Requirements.
In the entries below, count every line containing "this". Return the number and nothing else.

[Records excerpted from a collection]
---------------

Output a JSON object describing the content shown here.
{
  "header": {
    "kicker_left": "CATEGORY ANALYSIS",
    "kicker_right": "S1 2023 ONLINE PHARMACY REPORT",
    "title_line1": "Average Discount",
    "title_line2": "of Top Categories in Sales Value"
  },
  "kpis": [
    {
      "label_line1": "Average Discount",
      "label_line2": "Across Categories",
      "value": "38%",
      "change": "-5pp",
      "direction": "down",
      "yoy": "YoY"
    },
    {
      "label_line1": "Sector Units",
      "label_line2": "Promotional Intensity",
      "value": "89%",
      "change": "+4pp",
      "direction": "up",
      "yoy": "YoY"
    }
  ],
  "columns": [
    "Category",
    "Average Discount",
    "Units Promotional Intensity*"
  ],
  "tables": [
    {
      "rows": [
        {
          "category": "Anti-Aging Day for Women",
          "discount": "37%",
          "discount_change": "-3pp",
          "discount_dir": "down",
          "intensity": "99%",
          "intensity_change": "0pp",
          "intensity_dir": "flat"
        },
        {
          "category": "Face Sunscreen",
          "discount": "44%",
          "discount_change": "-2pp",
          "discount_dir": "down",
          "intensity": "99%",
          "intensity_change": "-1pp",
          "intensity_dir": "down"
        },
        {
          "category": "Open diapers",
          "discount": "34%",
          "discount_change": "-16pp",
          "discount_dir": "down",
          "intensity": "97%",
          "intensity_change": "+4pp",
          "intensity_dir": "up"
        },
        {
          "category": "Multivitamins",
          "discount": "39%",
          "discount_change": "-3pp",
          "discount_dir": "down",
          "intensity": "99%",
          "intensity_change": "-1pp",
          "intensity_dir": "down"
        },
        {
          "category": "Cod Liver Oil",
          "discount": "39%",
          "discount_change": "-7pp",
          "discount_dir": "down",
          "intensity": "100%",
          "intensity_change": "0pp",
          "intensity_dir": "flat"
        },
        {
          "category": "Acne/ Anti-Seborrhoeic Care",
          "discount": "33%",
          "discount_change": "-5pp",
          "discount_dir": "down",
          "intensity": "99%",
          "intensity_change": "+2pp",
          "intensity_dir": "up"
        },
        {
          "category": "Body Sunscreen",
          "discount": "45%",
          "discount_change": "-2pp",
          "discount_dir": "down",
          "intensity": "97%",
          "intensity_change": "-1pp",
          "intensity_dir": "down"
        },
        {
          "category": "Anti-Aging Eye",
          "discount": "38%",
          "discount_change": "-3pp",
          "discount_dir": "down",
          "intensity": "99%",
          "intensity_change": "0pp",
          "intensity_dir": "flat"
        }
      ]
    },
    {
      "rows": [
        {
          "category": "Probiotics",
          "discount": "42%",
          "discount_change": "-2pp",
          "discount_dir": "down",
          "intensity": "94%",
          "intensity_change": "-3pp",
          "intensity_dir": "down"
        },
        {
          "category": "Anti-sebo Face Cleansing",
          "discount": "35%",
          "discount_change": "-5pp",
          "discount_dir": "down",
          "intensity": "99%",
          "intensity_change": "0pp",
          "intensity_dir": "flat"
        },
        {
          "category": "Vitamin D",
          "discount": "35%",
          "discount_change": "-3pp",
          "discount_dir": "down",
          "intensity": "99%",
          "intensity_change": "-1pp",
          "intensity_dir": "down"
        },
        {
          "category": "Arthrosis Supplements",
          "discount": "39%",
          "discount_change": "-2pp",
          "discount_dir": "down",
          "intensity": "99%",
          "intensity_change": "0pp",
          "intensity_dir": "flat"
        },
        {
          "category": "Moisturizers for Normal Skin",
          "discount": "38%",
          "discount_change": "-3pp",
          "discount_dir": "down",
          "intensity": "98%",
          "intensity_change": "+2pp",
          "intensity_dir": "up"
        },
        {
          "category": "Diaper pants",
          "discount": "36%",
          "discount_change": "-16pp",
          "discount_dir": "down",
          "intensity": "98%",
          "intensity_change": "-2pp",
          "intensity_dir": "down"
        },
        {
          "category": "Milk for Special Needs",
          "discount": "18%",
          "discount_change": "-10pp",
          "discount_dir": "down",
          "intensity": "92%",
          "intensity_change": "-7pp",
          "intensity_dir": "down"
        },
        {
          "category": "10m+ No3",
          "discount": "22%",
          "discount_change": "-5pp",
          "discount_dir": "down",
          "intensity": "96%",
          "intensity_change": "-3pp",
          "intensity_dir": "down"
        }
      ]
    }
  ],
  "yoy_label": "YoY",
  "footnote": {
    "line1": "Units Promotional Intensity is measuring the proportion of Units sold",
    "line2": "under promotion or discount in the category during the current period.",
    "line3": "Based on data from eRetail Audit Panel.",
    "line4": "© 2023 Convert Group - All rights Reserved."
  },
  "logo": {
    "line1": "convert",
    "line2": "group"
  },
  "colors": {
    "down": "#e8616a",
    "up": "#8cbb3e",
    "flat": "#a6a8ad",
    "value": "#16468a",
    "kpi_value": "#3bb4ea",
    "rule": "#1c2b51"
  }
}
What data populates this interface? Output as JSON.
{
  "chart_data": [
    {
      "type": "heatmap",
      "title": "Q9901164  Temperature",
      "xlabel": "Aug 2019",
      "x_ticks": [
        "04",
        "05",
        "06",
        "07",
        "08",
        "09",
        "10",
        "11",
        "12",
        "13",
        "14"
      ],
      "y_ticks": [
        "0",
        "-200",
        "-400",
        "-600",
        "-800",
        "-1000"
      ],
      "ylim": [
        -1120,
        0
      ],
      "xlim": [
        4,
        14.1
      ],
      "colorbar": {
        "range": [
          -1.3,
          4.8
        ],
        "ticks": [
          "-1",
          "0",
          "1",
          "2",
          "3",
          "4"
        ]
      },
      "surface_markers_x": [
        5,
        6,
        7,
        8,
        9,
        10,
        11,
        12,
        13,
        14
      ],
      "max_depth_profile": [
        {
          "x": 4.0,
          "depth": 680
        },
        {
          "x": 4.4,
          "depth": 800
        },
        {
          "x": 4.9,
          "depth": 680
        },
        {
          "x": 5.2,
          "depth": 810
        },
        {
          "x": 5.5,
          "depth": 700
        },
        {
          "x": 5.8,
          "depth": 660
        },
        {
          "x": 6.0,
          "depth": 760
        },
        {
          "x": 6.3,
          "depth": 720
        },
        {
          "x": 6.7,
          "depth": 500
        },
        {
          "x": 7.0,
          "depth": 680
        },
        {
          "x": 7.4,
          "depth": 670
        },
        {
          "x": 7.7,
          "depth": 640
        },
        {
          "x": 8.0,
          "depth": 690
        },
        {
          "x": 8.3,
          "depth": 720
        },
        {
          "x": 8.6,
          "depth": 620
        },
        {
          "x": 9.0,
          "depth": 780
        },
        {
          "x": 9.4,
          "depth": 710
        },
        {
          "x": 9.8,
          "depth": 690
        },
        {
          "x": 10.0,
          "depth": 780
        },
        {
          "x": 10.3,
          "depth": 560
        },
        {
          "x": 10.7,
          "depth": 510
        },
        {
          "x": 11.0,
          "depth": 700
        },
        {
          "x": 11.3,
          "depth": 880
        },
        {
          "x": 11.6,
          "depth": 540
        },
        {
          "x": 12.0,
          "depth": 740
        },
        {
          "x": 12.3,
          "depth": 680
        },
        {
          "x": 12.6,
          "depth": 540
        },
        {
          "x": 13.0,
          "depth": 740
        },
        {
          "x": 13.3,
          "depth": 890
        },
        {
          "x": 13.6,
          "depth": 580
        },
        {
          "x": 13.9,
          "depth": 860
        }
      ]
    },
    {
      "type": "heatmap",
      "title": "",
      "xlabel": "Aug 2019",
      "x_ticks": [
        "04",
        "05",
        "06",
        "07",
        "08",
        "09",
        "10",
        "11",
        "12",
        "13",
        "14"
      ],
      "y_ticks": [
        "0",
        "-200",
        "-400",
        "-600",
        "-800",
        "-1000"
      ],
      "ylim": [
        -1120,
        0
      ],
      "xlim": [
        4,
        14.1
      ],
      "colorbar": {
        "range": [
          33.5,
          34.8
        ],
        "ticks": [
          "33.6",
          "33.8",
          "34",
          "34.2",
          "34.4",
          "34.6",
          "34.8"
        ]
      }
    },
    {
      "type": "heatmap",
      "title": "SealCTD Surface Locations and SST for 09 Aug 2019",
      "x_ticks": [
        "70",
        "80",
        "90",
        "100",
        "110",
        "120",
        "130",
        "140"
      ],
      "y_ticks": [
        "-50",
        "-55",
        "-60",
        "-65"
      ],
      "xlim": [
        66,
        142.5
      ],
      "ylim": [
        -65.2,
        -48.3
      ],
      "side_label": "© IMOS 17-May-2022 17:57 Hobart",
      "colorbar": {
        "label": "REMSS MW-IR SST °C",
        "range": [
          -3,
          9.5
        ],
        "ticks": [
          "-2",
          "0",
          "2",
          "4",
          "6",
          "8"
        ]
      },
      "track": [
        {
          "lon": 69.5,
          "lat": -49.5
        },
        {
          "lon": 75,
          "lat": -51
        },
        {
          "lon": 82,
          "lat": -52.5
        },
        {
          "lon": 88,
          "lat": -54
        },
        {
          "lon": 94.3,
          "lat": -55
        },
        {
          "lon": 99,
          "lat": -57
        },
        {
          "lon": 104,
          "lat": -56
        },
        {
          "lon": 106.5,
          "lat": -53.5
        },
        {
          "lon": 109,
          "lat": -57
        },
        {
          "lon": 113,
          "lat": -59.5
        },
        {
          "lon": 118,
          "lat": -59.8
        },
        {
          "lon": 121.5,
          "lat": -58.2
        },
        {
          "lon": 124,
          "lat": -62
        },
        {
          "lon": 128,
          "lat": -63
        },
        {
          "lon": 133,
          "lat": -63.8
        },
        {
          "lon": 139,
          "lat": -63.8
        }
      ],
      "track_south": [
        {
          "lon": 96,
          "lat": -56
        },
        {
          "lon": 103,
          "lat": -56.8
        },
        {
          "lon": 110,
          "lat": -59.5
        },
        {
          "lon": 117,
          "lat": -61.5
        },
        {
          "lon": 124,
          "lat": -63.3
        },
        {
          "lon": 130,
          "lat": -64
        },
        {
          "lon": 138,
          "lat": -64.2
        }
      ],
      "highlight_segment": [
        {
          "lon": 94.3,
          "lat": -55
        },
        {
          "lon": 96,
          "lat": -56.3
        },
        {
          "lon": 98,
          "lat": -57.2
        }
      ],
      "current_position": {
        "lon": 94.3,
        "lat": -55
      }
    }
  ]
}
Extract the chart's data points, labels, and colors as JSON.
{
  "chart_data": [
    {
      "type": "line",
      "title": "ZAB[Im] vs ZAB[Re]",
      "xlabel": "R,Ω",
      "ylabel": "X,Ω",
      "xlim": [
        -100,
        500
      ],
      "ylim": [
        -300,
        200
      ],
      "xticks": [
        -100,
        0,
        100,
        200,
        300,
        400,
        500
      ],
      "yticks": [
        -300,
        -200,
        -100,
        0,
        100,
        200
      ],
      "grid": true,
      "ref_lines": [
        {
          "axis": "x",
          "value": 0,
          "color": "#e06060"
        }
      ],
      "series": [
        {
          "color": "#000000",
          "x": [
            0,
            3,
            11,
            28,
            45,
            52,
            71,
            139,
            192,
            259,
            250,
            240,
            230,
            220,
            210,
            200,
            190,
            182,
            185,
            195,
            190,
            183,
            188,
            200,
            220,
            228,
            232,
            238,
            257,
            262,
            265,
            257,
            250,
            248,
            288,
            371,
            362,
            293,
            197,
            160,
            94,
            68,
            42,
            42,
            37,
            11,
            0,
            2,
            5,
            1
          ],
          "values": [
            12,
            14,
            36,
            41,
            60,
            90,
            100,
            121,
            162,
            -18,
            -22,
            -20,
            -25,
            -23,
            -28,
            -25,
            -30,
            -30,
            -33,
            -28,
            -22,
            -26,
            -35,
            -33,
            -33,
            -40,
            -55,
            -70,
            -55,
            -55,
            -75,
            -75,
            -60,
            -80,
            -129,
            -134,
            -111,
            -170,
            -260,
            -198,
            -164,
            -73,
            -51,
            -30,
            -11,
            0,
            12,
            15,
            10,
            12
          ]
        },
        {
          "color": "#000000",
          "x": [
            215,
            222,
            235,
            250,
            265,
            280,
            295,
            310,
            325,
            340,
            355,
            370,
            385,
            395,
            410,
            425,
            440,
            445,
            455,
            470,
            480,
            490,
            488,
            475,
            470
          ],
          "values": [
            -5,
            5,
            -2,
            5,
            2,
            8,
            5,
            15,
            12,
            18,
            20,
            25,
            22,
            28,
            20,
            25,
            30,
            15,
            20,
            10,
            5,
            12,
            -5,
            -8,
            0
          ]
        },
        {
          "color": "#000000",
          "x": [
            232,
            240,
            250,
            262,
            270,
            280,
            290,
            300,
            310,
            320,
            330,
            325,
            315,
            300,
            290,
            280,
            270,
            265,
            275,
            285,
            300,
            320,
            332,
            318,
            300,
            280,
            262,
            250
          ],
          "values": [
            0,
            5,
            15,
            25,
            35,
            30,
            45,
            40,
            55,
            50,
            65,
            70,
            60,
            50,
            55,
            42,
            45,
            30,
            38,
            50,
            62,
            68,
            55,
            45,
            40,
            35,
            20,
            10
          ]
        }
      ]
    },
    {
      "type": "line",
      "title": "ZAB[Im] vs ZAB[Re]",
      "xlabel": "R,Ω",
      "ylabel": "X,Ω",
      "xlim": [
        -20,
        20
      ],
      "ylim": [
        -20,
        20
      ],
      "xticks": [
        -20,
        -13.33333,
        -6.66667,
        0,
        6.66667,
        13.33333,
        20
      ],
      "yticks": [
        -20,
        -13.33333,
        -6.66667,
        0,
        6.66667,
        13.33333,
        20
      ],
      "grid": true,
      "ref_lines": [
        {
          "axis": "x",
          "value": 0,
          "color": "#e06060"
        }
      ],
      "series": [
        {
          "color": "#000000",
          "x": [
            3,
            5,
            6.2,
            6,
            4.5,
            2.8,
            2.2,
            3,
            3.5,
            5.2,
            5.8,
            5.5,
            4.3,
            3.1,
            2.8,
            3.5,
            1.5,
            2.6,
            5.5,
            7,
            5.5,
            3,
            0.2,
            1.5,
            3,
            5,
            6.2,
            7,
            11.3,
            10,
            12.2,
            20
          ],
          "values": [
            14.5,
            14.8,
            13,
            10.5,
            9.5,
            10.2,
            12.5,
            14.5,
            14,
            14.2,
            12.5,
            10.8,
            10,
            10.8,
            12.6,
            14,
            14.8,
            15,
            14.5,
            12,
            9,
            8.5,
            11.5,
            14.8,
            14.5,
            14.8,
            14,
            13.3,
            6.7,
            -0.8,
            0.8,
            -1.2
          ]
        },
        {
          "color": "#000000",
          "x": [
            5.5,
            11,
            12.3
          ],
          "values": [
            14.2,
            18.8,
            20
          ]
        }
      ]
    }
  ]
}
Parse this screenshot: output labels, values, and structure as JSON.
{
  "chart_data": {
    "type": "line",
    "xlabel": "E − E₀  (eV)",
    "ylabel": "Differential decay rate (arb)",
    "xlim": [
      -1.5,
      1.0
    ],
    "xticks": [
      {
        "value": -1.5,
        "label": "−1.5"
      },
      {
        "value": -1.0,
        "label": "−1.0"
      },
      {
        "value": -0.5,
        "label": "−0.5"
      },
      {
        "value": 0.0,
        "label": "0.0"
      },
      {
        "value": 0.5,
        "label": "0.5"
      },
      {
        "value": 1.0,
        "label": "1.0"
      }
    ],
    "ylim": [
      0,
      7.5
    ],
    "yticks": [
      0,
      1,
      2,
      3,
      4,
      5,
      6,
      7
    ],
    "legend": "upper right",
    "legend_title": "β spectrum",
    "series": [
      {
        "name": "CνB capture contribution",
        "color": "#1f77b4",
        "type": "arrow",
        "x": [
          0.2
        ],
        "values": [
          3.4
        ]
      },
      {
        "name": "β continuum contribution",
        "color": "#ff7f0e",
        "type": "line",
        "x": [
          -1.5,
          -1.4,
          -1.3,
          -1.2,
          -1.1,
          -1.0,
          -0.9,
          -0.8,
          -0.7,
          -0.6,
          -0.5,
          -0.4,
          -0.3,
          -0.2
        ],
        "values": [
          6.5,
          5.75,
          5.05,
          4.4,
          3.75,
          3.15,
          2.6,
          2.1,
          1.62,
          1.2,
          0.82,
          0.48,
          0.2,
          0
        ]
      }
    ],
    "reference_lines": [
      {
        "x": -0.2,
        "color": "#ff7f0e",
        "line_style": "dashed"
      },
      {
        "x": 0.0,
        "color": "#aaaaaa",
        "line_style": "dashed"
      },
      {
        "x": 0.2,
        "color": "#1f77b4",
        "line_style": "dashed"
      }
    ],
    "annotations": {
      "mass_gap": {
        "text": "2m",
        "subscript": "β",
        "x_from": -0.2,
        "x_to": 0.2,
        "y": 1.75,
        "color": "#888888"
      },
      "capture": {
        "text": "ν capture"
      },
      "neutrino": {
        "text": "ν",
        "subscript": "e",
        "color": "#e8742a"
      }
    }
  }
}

---------------

Solved problem.
2